___ Dataset content ___

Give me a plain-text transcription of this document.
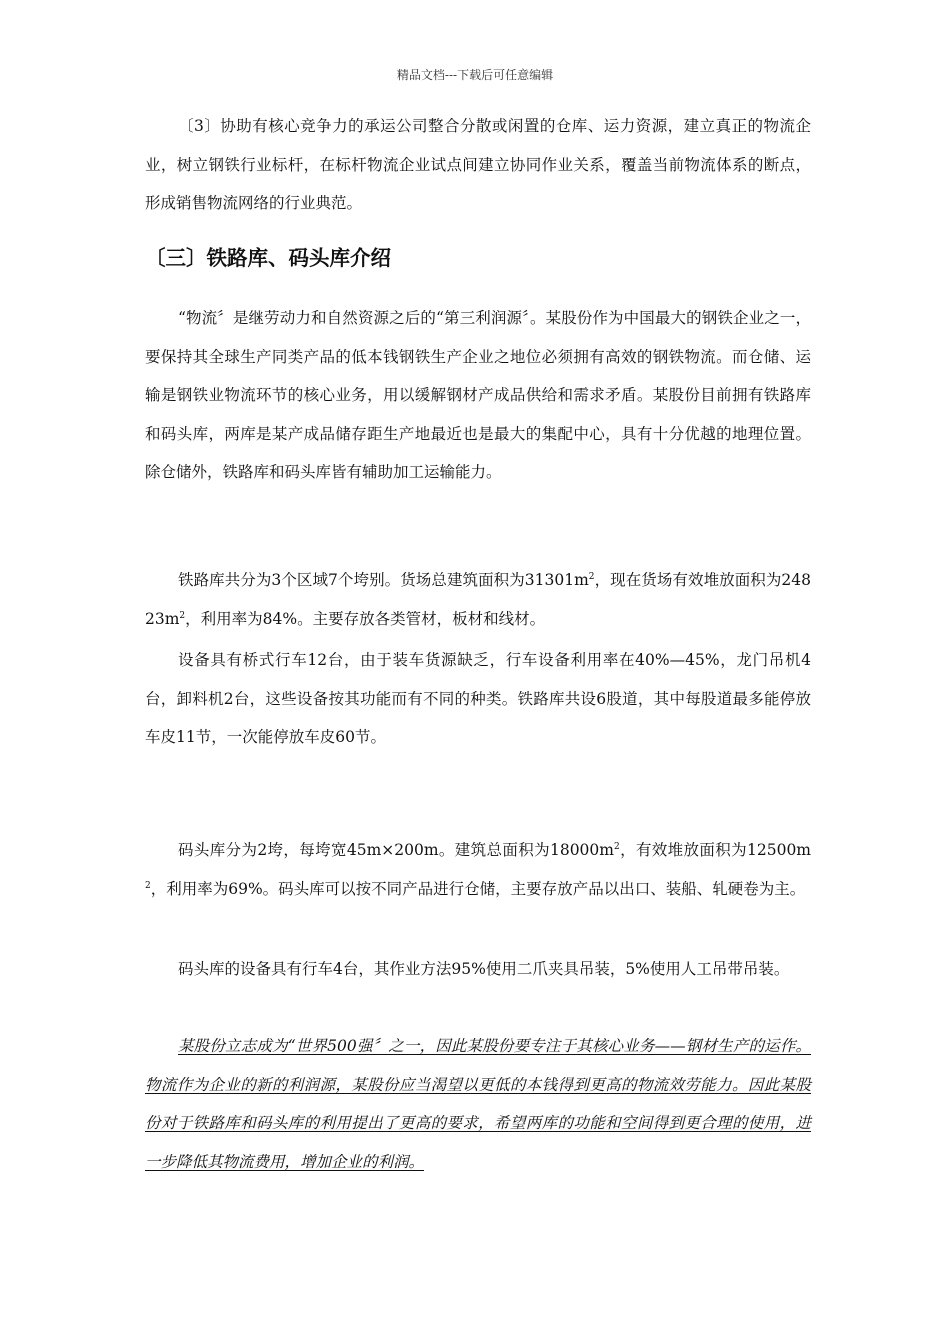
精品文档---下载后可任意编辑

〔3〕协助有核心竞争力的承运公司整合分散或闲置的仓库、运力资源，建立真正的物流企业，树立钢铁行业标杆，在标杆物流企业试点间建立协同作业关系，覆盖当前物流体系的断点，形成销售物流网络的行业典范。

〔三〕铁路库、码头库介绍

“物流〞是继劳动力和自然资源之后的“第三利润源〞。某股份作为中国最大的钢铁企业之一，要保持其全球生产同类产品的低本钱钢铁生产企业之地位必须拥有高效的钢铁物流。而仓储、运输是钢铁业物流环节的核心业务，用以缓解钢材产成品供给和需求矛盾。某股份目前拥有铁路库和码头库，两库是某产成品储存距生产地最近也是最大的集配中心，具有十分优越的地理位置。除仓储外，铁路库和码头库皆有辅助加工运输能力。

铁路库共分为3个区域7个垮别。货场总建筑面积为$31301m^2$，现在货场有效堆放面积为$24823m^2$，利用率为84%。主要存放各类管材，板材和线材。

设备具有桥式行车12台，由于装车货源缺乏，行车设备利用率在40%—45%，龙门吊机4台，卸料机2台，这些设备按其功能而有不同的种类。铁路库共设6股道，其中每股道最多能停放车皮11节，一次能停放车皮60节。

码头库分为2垮，每垮宽45m×200m。建筑总面积为$18000m^2$，有效堆放面积为$12500m^2$，利用率为69%。码头库可以按不同产品进行仓储，主要存放产品以出口、装船、轧硬卷为主。

码头库的设备具有行车4台，其作业方法95%使用二爪夹具吊装，5%使用人工吊带吊装。

某股份立志成为“世界500强〞之一，因此某股份要专注于其核心业务——钢材生产的运作。物流作为企业的新的利润源，某股份应当渴望以更低的本钱得到更高的物流效劳能力。因此某股份对于铁路库和码头库的利用提出了更高的要求，希望两库的功能和空间得到更合理的使用，进一步降低其物流费用，增加企业的利润。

___

Exercise:
Except for the pictures, copy the material above exactly.

Exercise output:
Give me a plain-text transcription of this document.
精品文档---下载后可任意编辑

〔3〕协助有核心竞争力的承运公司整合分散或闲置的仓库、运力资源，建立真正的物流企业，树立钢铁行业标杆，在标杆物流企业试点间建立协同作业关系，覆盖当前物流体系的断点，形成销售物流网络的行业典范。

〔三〕铁路库、码头库介绍

“物流〞是继劳动力和自然资源之后的“第三利润源〞。某股份作为中国最大的钢铁企业之一，要保持其全球生产同类产品的低本钱钢铁生产企业之地位必须拥有高效的钢铁物流。而仓储、运输是钢铁业物流环节的核心业务，用以缓解钢材产成品供给和需求矛盾。某股份目前拥有铁路库和码头库，两库是某产成品储存距生产地最近也是最大的集配中心，具有十分优越的地理位置。除仓储外，铁路库和码头库皆有辅助加工运输能力。

铁路库共分为3个区域7个垮别。货场总建筑面积为$31301m^2$，现在货场有效堆放面积为$24823m^2$，利用率为84%。主要存放各类管材，板材和线材。

设备具有桥式行车12台，由于装车货源缺乏，行车设备利用率在40%—45%，龙门吊机4台，卸料机2台，这些设备按其功能而有不同的种类。铁路库共设6股道，其中每股道最多能停放车皮11节，一次能停放车皮60节。

码头库分为2垮，每垮宽45m×200m。建筑总面积为$18000m^2$，有效堆放面积为$12500m^2$，利用率为69%。码头库可以按不同产品进行仓储，主要存放产品以出口、装船、轧硬卷为主。

码头库的设备具有行车4台，其作业方法95%使用二爪夹具吊装，5%使用人工吊带吊装。

某股份立志成为“世界500强〞之一，因此某股份要专注于其核心业务——钢材生产的运作。物流作为企业的新的利润源，某股份应当渴望以更低的本钱得到更高的物流效劳能力。因此某股份对于铁路库和码头库的利用提出了更高的要求，希望两库的功能和空间得到更合理的使用，进一步降低其物流费用，增加企业的利润。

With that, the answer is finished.